(Recorded data)
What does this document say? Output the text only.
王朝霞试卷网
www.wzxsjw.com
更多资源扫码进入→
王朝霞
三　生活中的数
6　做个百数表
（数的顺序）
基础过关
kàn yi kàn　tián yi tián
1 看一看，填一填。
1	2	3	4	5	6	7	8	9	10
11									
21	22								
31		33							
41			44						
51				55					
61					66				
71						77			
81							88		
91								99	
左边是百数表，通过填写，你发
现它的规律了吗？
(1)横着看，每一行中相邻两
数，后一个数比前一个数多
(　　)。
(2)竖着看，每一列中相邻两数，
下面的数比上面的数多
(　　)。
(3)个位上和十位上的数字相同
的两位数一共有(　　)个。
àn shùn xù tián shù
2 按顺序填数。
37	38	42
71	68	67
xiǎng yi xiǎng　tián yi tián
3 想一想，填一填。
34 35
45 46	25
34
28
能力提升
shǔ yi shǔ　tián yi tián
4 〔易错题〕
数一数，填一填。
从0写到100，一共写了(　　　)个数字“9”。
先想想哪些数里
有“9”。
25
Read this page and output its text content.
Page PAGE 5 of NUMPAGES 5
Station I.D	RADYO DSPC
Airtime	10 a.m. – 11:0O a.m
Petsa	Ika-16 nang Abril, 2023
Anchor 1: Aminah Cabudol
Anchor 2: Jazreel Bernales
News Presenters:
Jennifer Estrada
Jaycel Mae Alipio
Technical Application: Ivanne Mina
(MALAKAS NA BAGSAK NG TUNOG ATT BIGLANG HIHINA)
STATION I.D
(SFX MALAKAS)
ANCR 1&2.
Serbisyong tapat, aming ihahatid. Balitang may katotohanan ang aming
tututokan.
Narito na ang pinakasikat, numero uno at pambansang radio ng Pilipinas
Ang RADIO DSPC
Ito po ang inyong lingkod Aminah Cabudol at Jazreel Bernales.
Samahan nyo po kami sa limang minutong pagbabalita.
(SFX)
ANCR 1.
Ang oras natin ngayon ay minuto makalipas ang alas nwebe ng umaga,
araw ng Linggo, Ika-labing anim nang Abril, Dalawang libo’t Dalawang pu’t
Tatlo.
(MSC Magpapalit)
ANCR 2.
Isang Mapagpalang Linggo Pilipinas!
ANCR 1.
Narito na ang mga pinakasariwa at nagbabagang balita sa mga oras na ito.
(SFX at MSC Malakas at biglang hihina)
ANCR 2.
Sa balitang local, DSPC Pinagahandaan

| Directive |
Write out only what runs from the line holding "Read this page and output its text content." through the last line of the records, exactly as shown.

| Solved exercise |
Read this page and output its text content.
Page PAGE 5 of NUMPAGES 5
Station I.D	RADYO DSPC
Airtime	10 a.m. – 11:0O a.m
Petsa	Ika-16 nang Abril, 2023
Anchor 1: Aminah Cabudol
Anchor 2: Jazreel Bernales
News Presenters:
Jennifer Estrada
Jaycel Mae Alipio
Technical Application: Ivanne Mina
(MALAKAS NA BAGSAK NG TUNOG ATT BIGLANG HIHINA)
STATION I.D
(SFX MALAKAS)
ANCR 1&2.
Serbisyong tapat, aming ihahatid. Balitang may katotohanan ang aming
tututokan.
Narito na ang pinakasikat, numero uno at pambansang radio ng Pilipinas
Ang RADIO DSPC
Ito po ang inyong lingkod Aminah Cabudol at Jazreel Bernales.
Samahan nyo po kami sa limang minutong pagbabalita.
(SFX)
ANCR 1.
Ang oras natin ngayon ay minuto makalipas ang alas nwebe ng umaga,
araw ng Linggo, Ika-labing anim nang Abril, Dalawang libo’t Dalawang pu’t
Tatlo.
(MSC Magpapalit)
ANCR 2.
Isang Mapagpalang Linggo Pilipinas!
ANCR 1.
Narito na ang mga pinakasariwa at nagbabagang balita sa mga oras na ito.
(SFX at MSC Malakas at biglang hihina)
ANCR 2.
Sa balitang local, DSPC Pinagahandaan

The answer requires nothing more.